-- start of Records provided --
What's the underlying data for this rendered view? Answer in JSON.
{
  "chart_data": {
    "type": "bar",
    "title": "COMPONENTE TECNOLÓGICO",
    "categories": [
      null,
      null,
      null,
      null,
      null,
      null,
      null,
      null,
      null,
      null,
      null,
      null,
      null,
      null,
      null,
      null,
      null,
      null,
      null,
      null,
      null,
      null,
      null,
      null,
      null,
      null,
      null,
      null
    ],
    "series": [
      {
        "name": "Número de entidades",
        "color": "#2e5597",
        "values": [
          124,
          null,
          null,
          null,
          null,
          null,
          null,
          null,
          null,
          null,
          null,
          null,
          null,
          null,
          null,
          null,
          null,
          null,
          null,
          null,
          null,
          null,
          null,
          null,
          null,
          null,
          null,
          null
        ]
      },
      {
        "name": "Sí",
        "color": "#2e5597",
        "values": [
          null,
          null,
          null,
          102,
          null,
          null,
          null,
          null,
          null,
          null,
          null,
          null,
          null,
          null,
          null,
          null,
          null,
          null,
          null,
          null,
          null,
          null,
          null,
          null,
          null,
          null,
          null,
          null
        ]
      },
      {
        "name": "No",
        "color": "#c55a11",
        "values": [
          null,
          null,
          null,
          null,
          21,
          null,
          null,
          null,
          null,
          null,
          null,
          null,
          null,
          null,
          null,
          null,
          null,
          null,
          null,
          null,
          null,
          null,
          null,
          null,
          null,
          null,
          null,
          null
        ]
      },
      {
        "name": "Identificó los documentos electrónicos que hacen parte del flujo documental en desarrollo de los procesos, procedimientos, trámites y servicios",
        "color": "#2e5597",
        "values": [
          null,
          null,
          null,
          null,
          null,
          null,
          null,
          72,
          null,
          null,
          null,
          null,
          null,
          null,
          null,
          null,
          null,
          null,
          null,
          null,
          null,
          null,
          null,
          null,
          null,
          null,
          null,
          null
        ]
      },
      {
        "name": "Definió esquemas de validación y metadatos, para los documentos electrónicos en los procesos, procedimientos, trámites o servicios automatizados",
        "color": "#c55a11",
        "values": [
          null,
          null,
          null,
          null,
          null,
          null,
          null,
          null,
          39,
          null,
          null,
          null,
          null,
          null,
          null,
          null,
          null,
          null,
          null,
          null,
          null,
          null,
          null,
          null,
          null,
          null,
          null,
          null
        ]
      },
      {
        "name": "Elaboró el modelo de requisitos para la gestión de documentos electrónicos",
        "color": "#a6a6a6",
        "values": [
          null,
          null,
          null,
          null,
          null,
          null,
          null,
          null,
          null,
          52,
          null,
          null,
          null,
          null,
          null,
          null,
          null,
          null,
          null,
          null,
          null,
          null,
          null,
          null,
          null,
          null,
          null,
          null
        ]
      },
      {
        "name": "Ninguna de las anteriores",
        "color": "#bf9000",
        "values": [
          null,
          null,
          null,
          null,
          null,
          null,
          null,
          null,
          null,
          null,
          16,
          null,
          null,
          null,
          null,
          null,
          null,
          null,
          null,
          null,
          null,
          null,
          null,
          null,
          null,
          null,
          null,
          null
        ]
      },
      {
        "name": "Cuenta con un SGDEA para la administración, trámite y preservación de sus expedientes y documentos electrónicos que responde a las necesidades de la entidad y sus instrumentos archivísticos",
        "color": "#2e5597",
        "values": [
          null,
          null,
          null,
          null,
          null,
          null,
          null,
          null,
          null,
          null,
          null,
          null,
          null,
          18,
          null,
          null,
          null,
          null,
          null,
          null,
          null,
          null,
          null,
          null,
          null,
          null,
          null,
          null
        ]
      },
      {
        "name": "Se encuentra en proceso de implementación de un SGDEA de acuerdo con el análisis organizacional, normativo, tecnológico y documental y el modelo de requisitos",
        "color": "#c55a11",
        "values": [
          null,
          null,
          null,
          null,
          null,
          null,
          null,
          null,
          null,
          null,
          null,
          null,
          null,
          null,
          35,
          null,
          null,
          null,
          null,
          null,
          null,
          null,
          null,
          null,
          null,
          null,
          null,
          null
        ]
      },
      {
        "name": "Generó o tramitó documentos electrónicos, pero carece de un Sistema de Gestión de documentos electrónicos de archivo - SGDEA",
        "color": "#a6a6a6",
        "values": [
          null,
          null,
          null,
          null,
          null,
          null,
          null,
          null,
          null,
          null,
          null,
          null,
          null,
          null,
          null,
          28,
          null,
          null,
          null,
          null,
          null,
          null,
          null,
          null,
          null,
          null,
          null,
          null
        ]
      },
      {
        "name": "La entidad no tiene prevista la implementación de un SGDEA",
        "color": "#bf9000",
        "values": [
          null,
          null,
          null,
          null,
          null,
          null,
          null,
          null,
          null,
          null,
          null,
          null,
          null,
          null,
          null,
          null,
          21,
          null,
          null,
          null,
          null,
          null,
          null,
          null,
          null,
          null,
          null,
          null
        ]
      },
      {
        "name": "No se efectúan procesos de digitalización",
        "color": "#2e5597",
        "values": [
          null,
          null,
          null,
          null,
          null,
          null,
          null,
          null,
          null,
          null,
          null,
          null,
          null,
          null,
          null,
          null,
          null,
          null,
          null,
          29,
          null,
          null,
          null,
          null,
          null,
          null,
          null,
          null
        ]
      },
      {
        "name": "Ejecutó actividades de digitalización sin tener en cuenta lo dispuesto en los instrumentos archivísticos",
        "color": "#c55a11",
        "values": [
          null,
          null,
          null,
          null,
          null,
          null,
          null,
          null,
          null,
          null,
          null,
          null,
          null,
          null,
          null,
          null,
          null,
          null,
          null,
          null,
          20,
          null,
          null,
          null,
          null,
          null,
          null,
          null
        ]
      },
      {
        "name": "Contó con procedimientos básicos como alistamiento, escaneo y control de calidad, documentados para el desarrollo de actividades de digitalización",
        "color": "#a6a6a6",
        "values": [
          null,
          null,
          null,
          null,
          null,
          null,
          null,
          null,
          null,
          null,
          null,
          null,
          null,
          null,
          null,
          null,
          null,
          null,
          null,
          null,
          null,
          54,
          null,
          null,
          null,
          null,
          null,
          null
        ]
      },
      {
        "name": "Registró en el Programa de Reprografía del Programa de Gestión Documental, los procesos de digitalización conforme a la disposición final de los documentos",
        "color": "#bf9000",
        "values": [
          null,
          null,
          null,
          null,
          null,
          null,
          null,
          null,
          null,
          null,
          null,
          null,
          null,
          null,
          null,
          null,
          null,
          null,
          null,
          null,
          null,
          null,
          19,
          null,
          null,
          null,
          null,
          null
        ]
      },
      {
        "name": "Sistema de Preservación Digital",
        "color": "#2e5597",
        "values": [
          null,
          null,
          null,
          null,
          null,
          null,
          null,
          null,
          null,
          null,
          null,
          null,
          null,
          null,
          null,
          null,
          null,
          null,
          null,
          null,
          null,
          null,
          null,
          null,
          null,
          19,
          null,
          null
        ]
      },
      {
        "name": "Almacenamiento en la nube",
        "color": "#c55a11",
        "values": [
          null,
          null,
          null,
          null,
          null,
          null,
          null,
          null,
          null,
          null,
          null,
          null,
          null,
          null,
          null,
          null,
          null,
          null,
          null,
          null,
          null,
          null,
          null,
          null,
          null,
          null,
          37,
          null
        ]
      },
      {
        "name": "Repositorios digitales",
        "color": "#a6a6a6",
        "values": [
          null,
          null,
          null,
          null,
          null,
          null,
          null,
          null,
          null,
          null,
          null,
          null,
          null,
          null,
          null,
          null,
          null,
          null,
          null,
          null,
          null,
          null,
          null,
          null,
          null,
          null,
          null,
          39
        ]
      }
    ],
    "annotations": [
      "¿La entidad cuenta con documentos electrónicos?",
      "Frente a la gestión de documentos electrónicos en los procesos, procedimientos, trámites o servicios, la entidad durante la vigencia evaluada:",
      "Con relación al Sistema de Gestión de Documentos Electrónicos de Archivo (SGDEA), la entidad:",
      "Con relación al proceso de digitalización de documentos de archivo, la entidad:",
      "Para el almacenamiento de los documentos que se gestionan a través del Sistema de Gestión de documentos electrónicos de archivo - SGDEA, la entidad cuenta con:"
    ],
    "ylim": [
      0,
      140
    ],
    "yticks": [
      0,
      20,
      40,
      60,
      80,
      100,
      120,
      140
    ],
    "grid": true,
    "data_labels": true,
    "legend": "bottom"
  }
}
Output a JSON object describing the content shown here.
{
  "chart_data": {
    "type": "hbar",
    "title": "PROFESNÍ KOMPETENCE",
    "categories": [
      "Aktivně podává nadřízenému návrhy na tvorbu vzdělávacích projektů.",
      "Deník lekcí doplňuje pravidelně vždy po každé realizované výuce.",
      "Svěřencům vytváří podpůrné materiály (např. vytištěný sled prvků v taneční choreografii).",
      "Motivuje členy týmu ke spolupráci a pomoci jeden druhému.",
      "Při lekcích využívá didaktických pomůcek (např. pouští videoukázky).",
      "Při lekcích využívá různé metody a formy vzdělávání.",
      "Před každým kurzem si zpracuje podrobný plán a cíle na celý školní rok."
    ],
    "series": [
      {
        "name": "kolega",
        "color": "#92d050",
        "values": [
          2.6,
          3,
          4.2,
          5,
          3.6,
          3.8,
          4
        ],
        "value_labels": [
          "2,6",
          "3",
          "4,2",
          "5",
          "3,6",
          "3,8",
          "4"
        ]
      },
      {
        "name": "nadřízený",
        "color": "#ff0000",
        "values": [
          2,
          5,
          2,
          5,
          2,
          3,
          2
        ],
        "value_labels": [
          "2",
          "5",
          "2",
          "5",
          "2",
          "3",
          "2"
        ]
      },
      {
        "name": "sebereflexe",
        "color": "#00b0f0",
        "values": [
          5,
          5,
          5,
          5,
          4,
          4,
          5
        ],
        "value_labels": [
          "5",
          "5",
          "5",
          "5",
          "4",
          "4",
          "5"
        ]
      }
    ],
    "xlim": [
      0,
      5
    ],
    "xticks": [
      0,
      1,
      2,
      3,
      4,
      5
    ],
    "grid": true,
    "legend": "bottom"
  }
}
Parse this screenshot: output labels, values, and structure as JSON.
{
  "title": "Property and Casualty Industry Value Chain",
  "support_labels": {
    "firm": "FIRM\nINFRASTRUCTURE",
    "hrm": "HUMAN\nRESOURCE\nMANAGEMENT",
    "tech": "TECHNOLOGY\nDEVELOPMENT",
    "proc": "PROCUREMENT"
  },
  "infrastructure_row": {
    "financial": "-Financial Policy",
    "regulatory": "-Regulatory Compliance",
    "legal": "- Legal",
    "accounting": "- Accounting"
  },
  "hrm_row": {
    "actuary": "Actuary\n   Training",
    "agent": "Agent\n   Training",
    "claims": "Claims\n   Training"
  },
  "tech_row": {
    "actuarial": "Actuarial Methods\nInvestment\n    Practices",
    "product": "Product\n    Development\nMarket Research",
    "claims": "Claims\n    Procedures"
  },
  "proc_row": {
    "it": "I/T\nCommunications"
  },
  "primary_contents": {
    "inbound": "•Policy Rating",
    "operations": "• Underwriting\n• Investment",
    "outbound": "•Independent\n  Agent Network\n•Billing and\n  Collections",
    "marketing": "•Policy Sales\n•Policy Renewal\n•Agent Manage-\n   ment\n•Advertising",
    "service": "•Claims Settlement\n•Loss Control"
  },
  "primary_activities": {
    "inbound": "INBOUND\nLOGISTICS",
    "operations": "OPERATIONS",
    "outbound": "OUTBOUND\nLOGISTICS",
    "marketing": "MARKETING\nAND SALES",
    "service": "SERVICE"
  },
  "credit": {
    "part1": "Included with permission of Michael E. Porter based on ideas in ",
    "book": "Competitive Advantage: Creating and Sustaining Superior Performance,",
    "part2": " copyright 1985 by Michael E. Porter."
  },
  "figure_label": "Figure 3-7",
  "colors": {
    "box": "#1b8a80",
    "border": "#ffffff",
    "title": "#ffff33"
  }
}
-- end of Records provided --
▶ Short problem: Every line that holds the word "lekcích" counts once; state the total number of such lines and nothing else.

▶ Completed exercise: 2